_ENTRIES SUPPLIED_
------------------------------

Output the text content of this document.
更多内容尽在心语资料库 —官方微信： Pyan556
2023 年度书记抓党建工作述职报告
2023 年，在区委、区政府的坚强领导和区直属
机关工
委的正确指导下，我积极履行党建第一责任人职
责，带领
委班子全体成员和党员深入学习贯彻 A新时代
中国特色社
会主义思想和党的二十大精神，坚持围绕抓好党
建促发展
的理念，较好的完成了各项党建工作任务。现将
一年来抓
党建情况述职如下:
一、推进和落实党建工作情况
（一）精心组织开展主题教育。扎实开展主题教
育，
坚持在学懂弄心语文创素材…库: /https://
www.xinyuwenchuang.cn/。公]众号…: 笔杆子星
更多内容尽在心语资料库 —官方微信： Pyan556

------------------------------

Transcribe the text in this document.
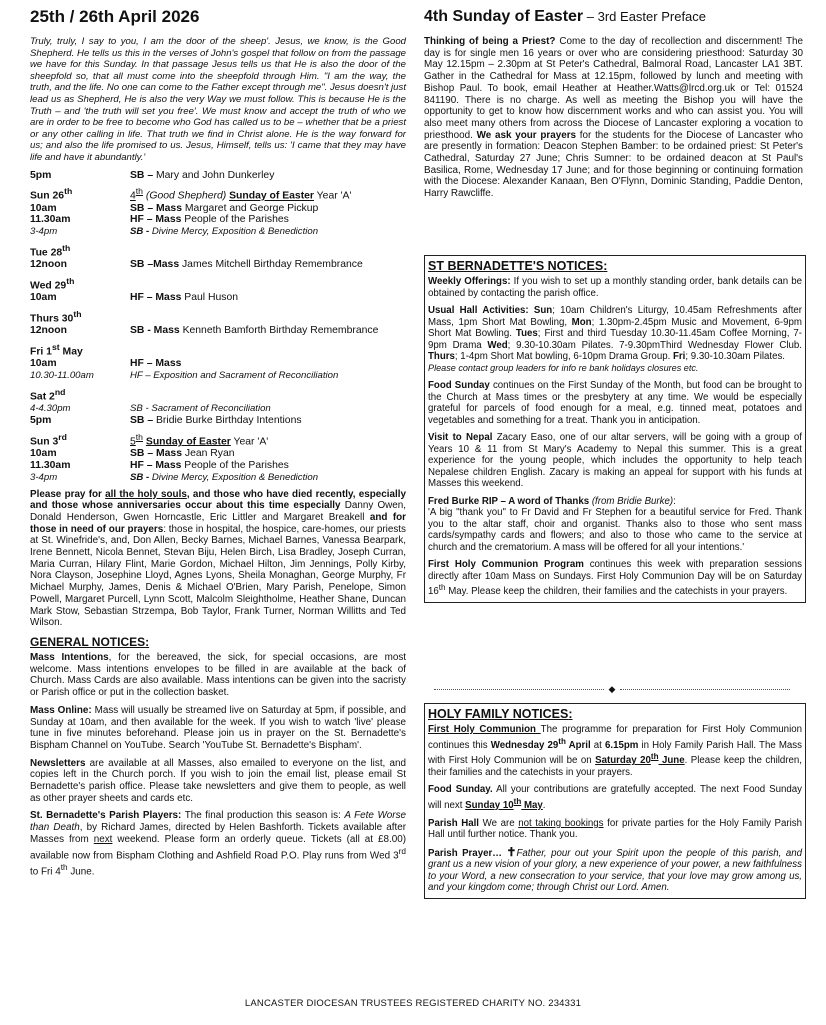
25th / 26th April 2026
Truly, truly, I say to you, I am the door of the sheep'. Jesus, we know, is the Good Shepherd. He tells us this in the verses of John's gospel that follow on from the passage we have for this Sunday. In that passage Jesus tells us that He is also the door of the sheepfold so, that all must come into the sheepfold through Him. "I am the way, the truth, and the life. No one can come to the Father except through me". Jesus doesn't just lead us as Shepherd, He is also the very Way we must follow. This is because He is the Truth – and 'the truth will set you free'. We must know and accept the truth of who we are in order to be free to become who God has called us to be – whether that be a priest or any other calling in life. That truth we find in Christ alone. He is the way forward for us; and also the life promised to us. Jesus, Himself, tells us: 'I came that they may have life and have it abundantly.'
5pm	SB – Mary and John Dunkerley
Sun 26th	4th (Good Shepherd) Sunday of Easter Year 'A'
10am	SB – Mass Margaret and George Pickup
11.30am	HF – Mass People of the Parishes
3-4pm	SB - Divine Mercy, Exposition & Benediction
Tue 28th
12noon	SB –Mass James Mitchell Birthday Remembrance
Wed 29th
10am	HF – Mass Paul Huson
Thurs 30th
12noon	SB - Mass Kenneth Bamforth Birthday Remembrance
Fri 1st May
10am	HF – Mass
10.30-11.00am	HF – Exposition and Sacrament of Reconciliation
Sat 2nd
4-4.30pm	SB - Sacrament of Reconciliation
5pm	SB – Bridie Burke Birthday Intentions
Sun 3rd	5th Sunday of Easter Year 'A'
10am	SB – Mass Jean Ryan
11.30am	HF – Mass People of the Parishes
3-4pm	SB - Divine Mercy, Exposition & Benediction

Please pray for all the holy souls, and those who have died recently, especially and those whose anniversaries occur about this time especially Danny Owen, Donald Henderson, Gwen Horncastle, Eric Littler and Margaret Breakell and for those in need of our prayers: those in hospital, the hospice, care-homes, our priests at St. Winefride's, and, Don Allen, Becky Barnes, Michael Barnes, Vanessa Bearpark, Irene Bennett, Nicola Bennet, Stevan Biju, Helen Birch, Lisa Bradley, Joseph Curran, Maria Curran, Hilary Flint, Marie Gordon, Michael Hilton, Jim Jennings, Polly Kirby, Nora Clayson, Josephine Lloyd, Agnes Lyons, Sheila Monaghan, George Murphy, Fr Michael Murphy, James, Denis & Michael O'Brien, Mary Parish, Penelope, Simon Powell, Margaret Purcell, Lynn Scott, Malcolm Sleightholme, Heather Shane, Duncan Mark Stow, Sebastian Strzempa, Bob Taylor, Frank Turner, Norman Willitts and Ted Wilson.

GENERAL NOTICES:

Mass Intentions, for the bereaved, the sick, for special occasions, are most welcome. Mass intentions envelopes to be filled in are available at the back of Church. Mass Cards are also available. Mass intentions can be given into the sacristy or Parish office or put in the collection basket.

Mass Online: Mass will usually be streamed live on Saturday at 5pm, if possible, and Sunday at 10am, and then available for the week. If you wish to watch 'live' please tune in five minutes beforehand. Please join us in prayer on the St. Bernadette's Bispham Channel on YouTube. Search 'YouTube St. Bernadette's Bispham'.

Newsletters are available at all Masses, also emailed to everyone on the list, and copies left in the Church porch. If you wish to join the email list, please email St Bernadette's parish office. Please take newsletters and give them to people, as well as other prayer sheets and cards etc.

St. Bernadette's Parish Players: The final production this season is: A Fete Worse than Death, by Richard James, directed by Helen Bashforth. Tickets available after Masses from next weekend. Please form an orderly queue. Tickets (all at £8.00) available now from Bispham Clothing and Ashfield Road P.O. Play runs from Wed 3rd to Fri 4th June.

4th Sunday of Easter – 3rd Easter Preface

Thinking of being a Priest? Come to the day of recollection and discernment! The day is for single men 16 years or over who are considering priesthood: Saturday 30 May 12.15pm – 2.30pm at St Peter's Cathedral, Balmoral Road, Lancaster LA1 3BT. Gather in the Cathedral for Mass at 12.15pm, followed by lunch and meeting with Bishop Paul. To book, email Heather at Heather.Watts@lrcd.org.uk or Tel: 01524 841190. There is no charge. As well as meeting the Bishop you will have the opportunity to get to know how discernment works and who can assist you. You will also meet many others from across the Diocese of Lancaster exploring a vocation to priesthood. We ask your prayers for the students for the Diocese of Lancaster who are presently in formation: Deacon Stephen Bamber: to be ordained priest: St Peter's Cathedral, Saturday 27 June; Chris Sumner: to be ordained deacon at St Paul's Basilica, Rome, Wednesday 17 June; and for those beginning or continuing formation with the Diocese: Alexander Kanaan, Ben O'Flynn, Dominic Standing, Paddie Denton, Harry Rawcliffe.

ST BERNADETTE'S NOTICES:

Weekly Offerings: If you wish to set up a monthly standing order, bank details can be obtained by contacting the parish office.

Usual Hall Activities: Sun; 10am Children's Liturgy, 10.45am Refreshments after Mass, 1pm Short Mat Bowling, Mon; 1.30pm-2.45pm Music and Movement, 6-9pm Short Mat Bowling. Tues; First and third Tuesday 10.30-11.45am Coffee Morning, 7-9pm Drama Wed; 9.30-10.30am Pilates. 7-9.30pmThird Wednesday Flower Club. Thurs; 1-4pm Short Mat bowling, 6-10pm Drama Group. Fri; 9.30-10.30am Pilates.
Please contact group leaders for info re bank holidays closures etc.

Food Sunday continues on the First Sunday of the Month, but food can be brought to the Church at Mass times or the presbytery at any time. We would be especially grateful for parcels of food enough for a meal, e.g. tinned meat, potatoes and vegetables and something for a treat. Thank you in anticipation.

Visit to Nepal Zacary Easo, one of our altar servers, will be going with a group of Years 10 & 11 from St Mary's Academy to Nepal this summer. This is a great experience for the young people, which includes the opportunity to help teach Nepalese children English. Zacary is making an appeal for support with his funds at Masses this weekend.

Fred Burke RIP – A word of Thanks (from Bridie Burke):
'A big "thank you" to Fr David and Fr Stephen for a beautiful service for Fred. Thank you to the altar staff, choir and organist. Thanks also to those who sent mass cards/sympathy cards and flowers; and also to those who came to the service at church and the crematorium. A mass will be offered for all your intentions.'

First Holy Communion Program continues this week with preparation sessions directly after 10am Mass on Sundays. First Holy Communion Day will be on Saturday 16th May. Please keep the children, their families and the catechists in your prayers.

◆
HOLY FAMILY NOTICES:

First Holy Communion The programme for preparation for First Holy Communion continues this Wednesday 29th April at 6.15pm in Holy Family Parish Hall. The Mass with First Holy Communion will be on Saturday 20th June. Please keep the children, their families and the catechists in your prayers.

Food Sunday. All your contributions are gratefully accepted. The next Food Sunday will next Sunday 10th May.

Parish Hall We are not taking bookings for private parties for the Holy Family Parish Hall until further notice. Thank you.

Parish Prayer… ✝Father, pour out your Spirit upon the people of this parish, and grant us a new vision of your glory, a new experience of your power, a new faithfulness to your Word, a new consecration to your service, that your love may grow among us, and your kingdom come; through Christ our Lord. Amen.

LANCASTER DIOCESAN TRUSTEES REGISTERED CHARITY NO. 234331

------------------------------

_AIM OF THE EXERCISE_
In the entries above, identify every line with the string "Reconciliation".

_SOLUTION TO THIS PROBLEM_
10.30-11.00am	HF – Exposition and Sacrament of Reconciliation
4-4.30pm	SB - Sacrament of Reconciliation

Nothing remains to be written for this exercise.